Single out the lines of the material that contain "want" and copy them.
======== SOURCE RECORDS ========
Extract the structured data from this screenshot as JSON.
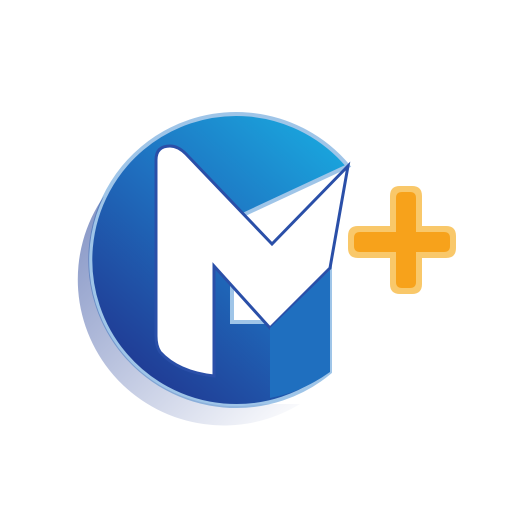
{
  "logo": {
    "name": "M plus app icon",
    "colors": {
      "background": "#ffffff",
      "blue_light": "#1aa3dc",
      "blue_mid": "#1f6fbf",
      "blue_dark": "#20358f",
      "blue_rim": "#9fc5e8",
      "letter": "#ffffff",
      "letter_outline": "#2a4fa8",
      "plus_fill": "#f7a21b",
      "plus_outline": "#f9c86a"
    },
    "icons": [
      "letter-m-icon",
      "plus-icon"
    ]
  }
}
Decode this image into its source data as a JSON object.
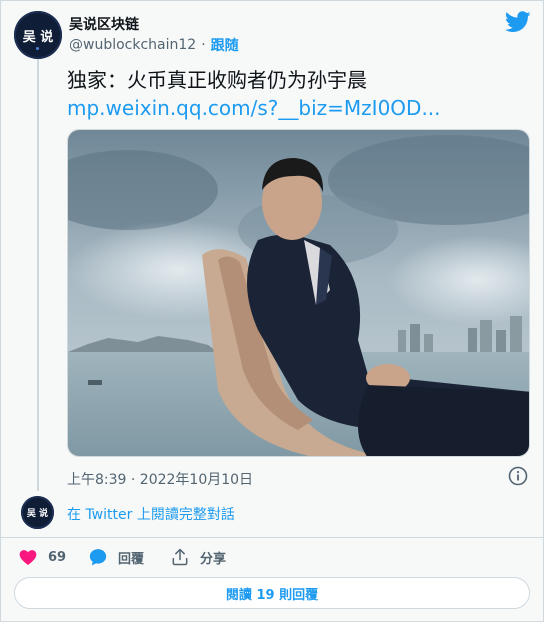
{
  "user": {
    "display_name": "吴说区块链",
    "handle": "@wublockchain12",
    "separator": "·",
    "follow_label": "跟随",
    "avatar_text": "吴 说"
  },
  "tweet": {
    "text": "独家：火币真正收购者仍为孙宇晨",
    "link": "mp.weixin.qq.com/s?__biz=MzI0OD...",
    "timestamp": "上午8:39 · 2022年10月10日"
  },
  "thread": {
    "avatar_text": "吴 说",
    "link_label": "在 Twitter 上閱讀完整對話"
  },
  "actions": {
    "like_count": "69",
    "reply_label": "回覆",
    "share_label": "分享"
  },
  "footer": {
    "read_replies_label": "閱讀 19 則回覆"
  },
  "icons": {
    "brand": "twitter-bird-icon",
    "info": "info-icon",
    "like": "heart-icon",
    "reply": "speech-bubble-icon",
    "share": "share-icon"
  },
  "colors": {
    "accent": "#1d9bf0",
    "like": "#f91880",
    "muted": "#536471",
    "text": "#0f1419"
  }
}
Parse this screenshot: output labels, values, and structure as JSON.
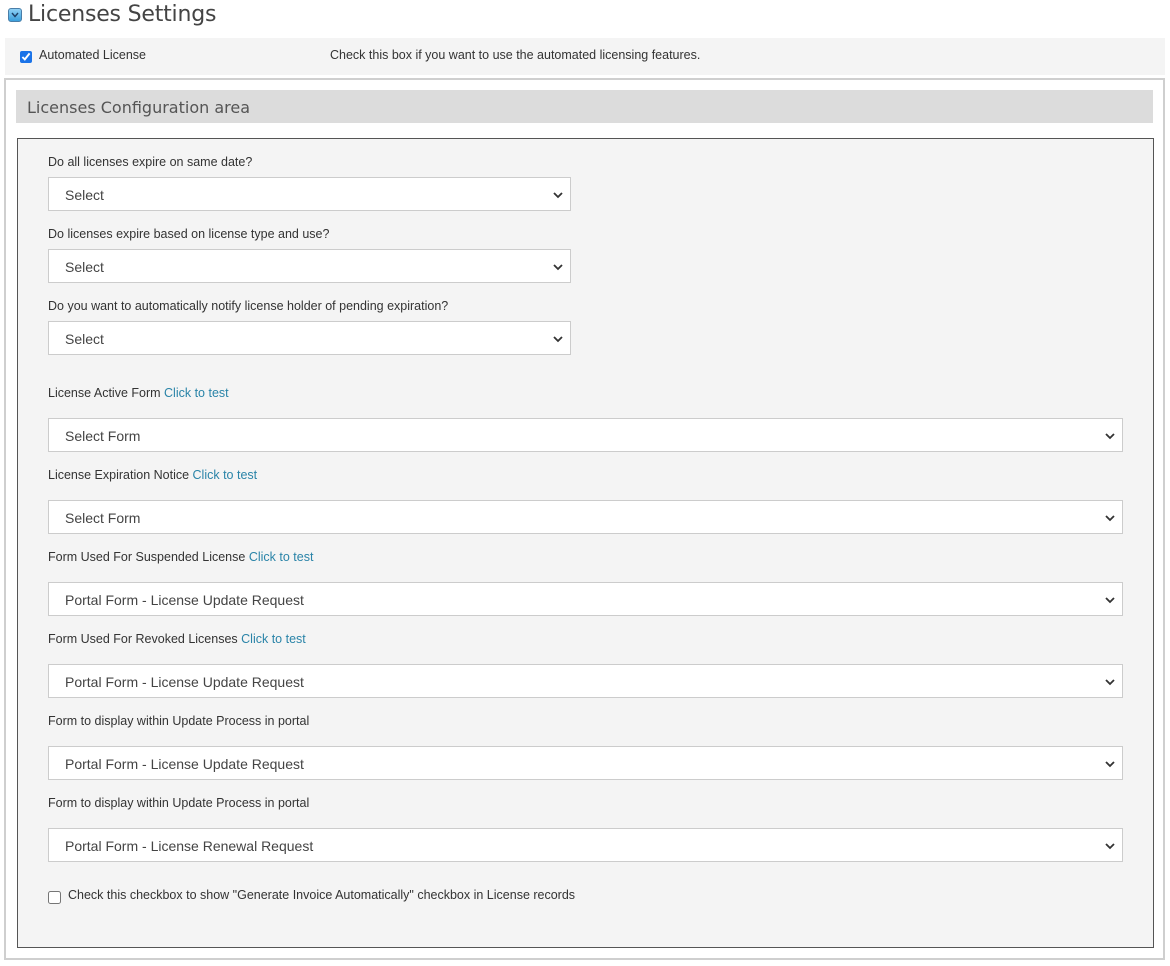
{
  "header": {
    "title": "Licenses Settings",
    "icon": "collapse-toggle-icon"
  },
  "automated": {
    "checked": true,
    "label": "Automated License",
    "description": "Check this box if you want to use the automated licensing features."
  },
  "config": {
    "title": "Licenses Configuration area",
    "questions": [
      {
        "label": "Do all licenses expire on same date?",
        "value": "Select"
      },
      {
        "label": "Do licenses expire based on license type and use?",
        "value": "Select"
      },
      {
        "label": "Do you want to automatically notify license holder of pending expiration?",
        "value": "Select"
      }
    ],
    "forms": [
      {
        "label": "License Active Form",
        "link": "Click to test",
        "value": "Select Form"
      },
      {
        "label": "License Expiration Notice",
        "link": "Click to test",
        "value": "Select Form"
      },
      {
        "label": "Form Used For Suspended License",
        "link": "Click to test",
        "value": "Portal Form - License Update Request"
      },
      {
        "label": "Form Used For Revoked Licenses",
        "link": "Click to test",
        "value": "Portal Form - License Update Request"
      },
      {
        "label": "Form to display within Update Process in portal",
        "value": "Portal Form - License Update Request"
      },
      {
        "label": "Form to display within Update Process in portal",
        "value": "Portal Form - License Renewal Request"
      }
    ],
    "invoice_checkbox": {
      "checked": false,
      "label": "Check this checkbox to show \"Generate Invoice Automatically\" checkbox in License records"
    }
  },
  "colors": {
    "link": "#2a84a8",
    "panel_bg": "#f4f4f4",
    "header_bg": "#dcdcdc"
  }
}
========
• WRITTEN RESPONSE:
    "description": "Check this box if you want to use the automated licensing features."
        "label": "Do you want to automatically notify license holder of pending expiration?",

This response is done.